** BEGIN Records to process **
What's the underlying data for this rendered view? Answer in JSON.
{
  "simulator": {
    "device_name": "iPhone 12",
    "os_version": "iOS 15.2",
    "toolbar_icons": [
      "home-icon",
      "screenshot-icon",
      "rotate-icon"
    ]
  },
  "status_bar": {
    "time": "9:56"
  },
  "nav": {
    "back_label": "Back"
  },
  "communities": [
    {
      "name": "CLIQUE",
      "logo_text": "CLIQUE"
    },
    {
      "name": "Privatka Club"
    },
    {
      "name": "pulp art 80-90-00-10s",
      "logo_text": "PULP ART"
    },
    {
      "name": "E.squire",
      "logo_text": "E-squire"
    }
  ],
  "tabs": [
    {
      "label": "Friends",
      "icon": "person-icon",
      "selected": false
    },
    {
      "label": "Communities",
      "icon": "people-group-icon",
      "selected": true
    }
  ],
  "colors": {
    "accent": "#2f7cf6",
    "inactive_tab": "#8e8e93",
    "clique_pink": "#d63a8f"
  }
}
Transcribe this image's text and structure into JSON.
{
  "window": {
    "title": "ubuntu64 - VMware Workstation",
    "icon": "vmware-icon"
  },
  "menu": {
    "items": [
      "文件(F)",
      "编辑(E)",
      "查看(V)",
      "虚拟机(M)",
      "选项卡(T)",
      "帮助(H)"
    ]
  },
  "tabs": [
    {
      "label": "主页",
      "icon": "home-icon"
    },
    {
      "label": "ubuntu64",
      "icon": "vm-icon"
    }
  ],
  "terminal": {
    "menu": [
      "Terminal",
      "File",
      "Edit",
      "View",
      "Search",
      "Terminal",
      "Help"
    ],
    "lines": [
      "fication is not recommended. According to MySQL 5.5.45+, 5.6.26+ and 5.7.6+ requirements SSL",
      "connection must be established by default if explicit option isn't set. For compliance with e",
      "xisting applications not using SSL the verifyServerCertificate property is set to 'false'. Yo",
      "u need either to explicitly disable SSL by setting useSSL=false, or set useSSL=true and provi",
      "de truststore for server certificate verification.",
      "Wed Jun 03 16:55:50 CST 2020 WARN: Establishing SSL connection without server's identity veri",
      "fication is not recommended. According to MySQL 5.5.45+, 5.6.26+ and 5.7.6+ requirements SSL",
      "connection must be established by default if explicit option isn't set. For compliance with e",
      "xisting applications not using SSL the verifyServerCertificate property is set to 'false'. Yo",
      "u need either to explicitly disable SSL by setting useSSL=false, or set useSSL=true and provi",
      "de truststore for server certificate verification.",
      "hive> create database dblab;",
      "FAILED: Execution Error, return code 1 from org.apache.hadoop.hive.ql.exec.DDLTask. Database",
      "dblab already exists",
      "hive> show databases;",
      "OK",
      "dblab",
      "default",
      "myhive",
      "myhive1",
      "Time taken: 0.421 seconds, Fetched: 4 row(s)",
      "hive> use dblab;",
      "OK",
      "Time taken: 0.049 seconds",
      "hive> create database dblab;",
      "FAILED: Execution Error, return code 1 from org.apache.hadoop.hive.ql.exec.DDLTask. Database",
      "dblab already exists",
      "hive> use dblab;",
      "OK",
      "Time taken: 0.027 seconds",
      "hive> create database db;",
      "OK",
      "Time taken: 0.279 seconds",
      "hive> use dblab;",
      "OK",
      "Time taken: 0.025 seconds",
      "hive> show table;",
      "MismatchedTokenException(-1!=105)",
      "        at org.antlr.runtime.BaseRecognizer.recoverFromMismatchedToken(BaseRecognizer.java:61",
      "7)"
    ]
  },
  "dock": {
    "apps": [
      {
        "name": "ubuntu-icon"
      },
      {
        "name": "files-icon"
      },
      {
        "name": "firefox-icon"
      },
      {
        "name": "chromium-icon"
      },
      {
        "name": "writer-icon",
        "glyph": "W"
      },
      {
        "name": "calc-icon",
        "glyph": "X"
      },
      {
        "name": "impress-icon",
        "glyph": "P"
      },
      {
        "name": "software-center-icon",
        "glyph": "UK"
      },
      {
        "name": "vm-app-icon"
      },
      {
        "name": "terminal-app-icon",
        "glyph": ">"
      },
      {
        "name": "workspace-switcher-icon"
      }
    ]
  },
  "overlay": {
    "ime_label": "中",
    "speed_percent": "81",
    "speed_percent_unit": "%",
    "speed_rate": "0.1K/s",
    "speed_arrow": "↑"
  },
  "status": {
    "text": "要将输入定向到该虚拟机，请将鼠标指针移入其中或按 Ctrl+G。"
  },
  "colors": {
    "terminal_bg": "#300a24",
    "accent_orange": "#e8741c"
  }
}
** END Records to process **
# The request:
Each line of the listing should be echoed back exactly.

# Output for this task:
What's the underlying data for this rendered view? Answer in JSON.
{
  "simulator": {
    "device_name": "iPhone 12",
    "os_version": "iOS 15.2",
    "toolbar_icons": [
      "home-icon",
      "screenshot-icon",
      "rotate-icon"
    ]
  },
  "status_bar": {
    "time": "9:56"
  },
  "nav": {
    "back_label": "Back"
  },
  "communities": [
    {
      "name": "CLIQUE",
      "logo_text": "CLIQUE"
    },
    {
      "name": "Privatka Club"
    },
    {
      "name": "pulp art 80-90-00-10s",
      "logo_text": "PULP ART"
    },
    {
      "name": "E.squire",
      "logo_text": "E-squire"
    }
  ],
  "tabs": [
    {
      "label": "Friends",
      "icon": "person-icon",
      "selected": false
    },
    {
      "label": "Communities",
      "icon": "people-group-icon",
      "selected": true
    }
  ],
  "colors": {
    "accent": "#2f7cf6",
    "inactive_tab": "#8e8e93",
    "clique_pink": "#d63a8f"
  }
}
Transcribe this image's text and structure into JSON.
{
  "window": {
    "title": "ubuntu64 - VMware Workstation",
    "icon": "vmware-icon"
  },
  "menu": {
    "items": [
      "文件(F)",
      "编辑(E)",
      "查看(V)",
      "虚拟机(M)",
      "选项卡(T)",
      "帮助(H)"
    ]
  },
  "tabs": [
    {
      "label": "主页",
      "icon": "home-icon"
    },
    {
      "label": "ubuntu64",
      "icon": "vm-icon"
    }
  ],
  "terminal": {
    "menu": [
      "Terminal",
      "File",
      "Edit",
      "View",
      "Search",
      "Terminal",
      "Help"
    ],
    "lines": [
      "fication is not recommended. According to MySQL 5.5.45+, 5.6.26+ and 5.7.6+ requirements SSL",
      "connection must be established by default if explicit option isn't set. For compliance with e",
      "xisting applications not using SSL the verifyServerCertificate property is set to 'false'. Yo",
      "u need either to explicitly disable SSL by setting useSSL=false, or set useSSL=true and provi",
      "de truststore for server certificate verification.",
      "Wed Jun 03 16:55:50 CST 2020 WARN: Establishing SSL connection without server's identity veri",
      "fication is not recommended. According to MySQL 5.5.45+, 5.6.26+ and 5.7.6+ requirements SSL",
      "connection must be established by default if explicit option isn't set. For compliance with e",
      "xisting applications not using SSL the verifyServerCertificate property is set to 'false'. Yo",
      "u need either to explicitly disable SSL by setting useSSL=false, or set useSSL=true and provi",
      "de truststore for server certificate verification.",
      "hive> create database dblab;",
      "FAILED: Execution Error, return code 1 from org.apache.hadoop.hive.ql.exec.DDLTask. Database",
      "dblab already exists",
      "hive> show databases;",
      "OK",
      "dblab",
      "default",
      "myhive",
      "myhive1",
      "Time taken: 0.421 seconds, Fetched: 4 row(s)",
      "hive> use dblab;",
      "OK",
      "Time taken: 0.049 seconds",
      "hive> create database dblab;",
      "FAILED: Execution Error, return code 1 from org.apache.hadoop.hive.ql.exec.DDLTask. Database",
      "dblab already exists",
      "hive> use dblab;",
      "OK",
      "Time taken: 0.027 seconds",
      "hive> create database db;",
      "OK",
      "Time taken: 0.279 seconds",
      "hive> use dblab;",
      "OK",
      "Time taken: 0.025 seconds",
      "hive> show table;",
      "MismatchedTokenException(-1!=105)",
      "        at org.antlr.runtime.BaseRecognizer.recoverFromMismatchedToken(BaseRecognizer.java:61",
      "7)"
    ]
  },
  "dock": {
    "apps": [
      {
        "name": "ubuntu-icon"
      },
      {
        "name": "files-icon"
      },
      {
        "name": "firefox-icon"
      },
      {
        "name": "chromium-icon"
      },
      {
        "name": "writer-icon",
        "glyph": "W"
      },
      {
        "name": "calc-icon",
        "glyph": "X"
      },
      {
        "name": "impress-icon",
        "glyph": "P"
      },
      {
        "name": "software-center-icon",
        "glyph": "UK"
      },
      {
        "name": "vm-app-icon"
      },
      {
        "name": "terminal-app-icon",
        "glyph": ">"
      },
      {
        "name": "workspace-switcher-icon"
      }
    ]
  },
  "overlay": {
    "ime_label": "中",
    "speed_percent": "81",
    "speed_percent_unit": "%",
    "speed_rate": "0.1K/s",
    "speed_arrow": "↑"
  },
  "status": {
    "text": "要将输入定向到该虚拟机，请将鼠标指针移入其中或按 Ctrl+G。"
  },
  "colors": {
    "terminal_bg": "#300a24",
    "accent_orange": "#e8741c"
  }
}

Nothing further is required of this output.